» Data supplied:
********

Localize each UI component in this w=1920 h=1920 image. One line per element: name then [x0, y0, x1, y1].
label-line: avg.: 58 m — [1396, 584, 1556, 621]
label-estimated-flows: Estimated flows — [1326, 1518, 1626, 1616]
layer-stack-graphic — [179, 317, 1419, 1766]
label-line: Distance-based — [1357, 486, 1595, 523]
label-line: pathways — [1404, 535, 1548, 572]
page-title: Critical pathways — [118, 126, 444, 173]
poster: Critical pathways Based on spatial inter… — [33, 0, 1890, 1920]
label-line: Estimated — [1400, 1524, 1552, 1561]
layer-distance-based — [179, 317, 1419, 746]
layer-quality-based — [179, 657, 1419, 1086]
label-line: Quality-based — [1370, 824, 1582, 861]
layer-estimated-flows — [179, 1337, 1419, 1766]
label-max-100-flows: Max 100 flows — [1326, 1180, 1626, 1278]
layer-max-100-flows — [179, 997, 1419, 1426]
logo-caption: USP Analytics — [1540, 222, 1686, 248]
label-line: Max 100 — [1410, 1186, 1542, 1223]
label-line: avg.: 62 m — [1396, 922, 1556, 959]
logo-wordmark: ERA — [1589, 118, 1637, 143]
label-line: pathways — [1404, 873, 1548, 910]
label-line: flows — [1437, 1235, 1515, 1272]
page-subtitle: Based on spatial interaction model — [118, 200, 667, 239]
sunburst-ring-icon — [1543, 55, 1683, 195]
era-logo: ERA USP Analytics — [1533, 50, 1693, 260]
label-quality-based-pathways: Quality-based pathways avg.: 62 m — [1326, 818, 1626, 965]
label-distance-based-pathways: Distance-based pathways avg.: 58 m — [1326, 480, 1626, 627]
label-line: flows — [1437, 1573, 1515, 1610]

********

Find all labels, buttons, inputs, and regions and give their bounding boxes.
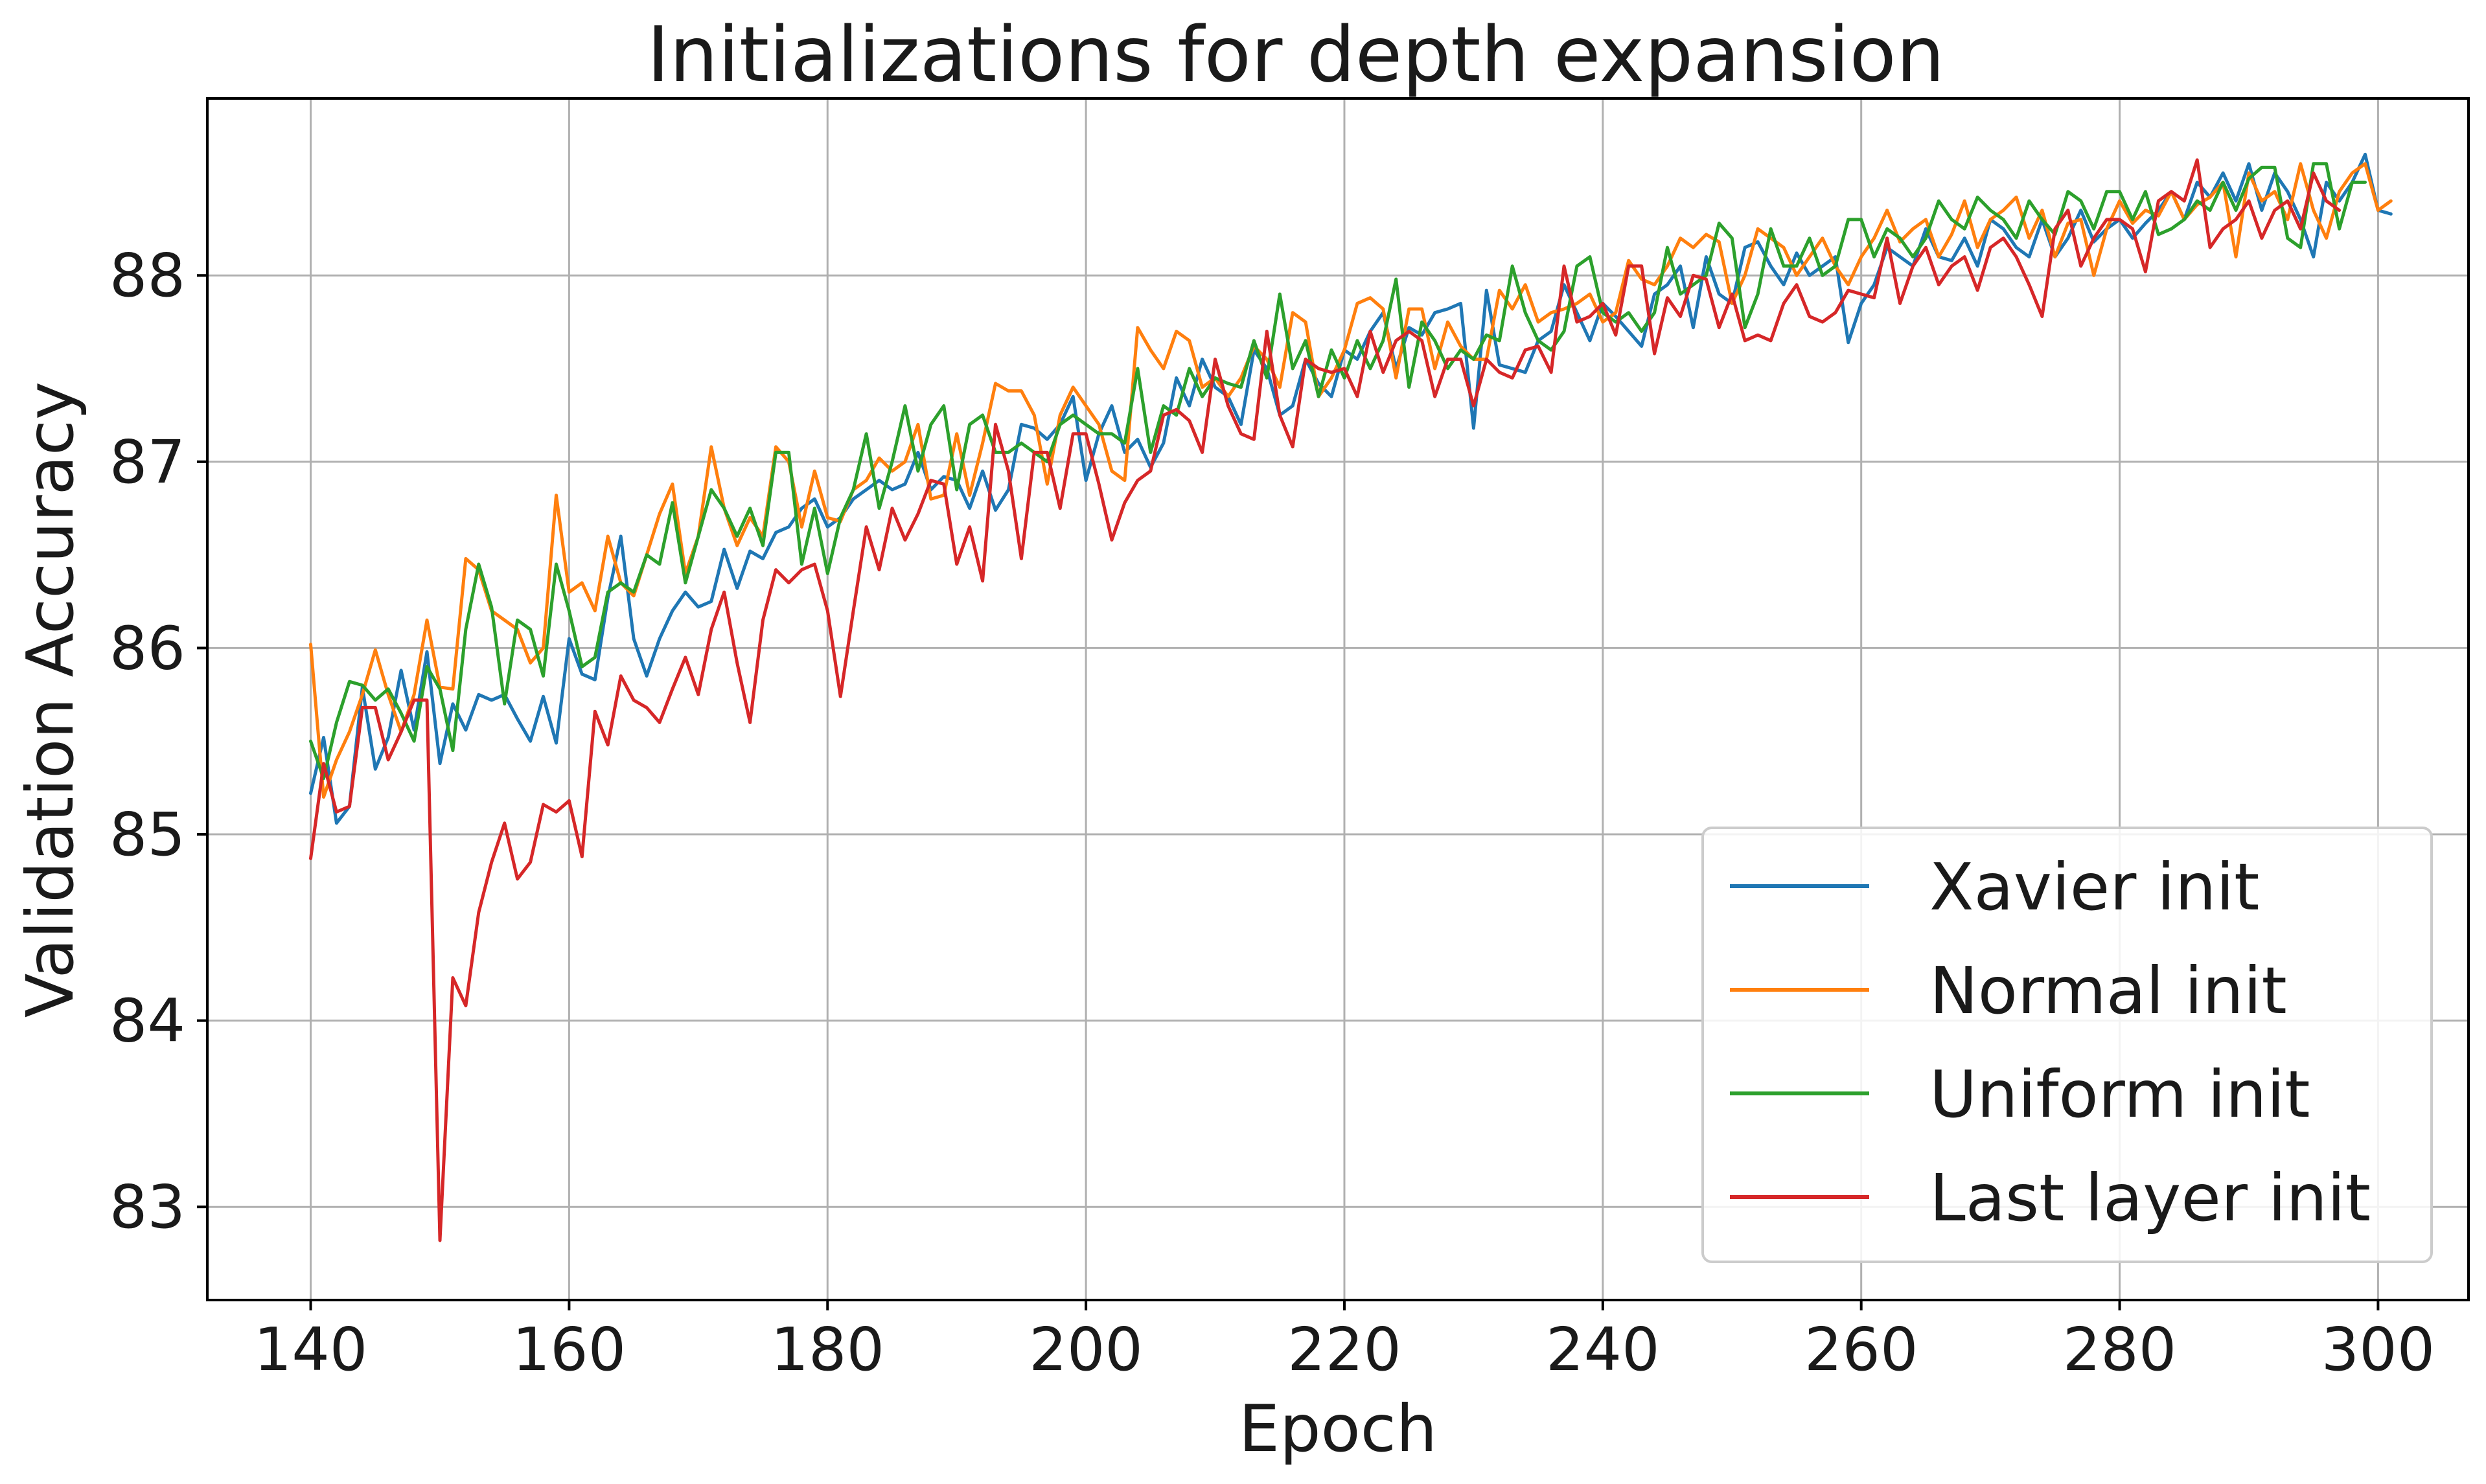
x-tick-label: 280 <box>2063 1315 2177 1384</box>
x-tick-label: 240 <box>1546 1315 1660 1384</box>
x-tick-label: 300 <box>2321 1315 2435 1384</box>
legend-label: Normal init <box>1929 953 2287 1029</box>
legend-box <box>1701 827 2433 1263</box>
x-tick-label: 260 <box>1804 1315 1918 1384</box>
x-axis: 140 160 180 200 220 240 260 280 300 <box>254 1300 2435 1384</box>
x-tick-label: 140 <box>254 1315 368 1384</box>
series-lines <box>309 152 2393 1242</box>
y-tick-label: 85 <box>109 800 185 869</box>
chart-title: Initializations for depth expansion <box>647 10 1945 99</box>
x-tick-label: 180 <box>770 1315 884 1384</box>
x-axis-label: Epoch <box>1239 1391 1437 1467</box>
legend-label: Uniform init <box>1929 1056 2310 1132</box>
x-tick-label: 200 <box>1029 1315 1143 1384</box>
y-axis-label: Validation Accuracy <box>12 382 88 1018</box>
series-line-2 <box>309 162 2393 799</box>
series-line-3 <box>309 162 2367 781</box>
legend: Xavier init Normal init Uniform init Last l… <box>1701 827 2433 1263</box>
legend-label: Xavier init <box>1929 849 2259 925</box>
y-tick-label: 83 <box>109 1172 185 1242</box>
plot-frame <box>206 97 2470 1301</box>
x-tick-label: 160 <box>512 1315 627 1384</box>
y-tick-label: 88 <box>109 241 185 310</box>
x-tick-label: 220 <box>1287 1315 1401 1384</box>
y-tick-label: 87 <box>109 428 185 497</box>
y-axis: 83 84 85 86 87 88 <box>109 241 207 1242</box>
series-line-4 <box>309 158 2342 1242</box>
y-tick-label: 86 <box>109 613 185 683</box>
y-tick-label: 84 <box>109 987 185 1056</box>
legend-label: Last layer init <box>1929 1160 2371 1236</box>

********

» Task objective: Can you copy, unchanged, the lines of the items above from the line with "Localize each UI" to the line with "poster: Critical pathways", both included?

» Written solution:
Localize each UI component in this w=1920 h=1920 image. One line per element: name then [x0, y0, x1, y1].
label-line: avg.: 58 m — [1396, 584, 1556, 621]
label-estimated-flows: Estimated flows — [1326, 1518, 1626, 1616]
layer-stack-graphic — [179, 317, 1419, 1766]
label-line: Distance-based — [1357, 486, 1595, 523]
label-line: pathways — [1404, 535, 1548, 572]
page-title: Critical pathways — [118, 126, 444, 173]
poster: Critical pathways Based on spatial inter… — [33, 0, 1890, 1920]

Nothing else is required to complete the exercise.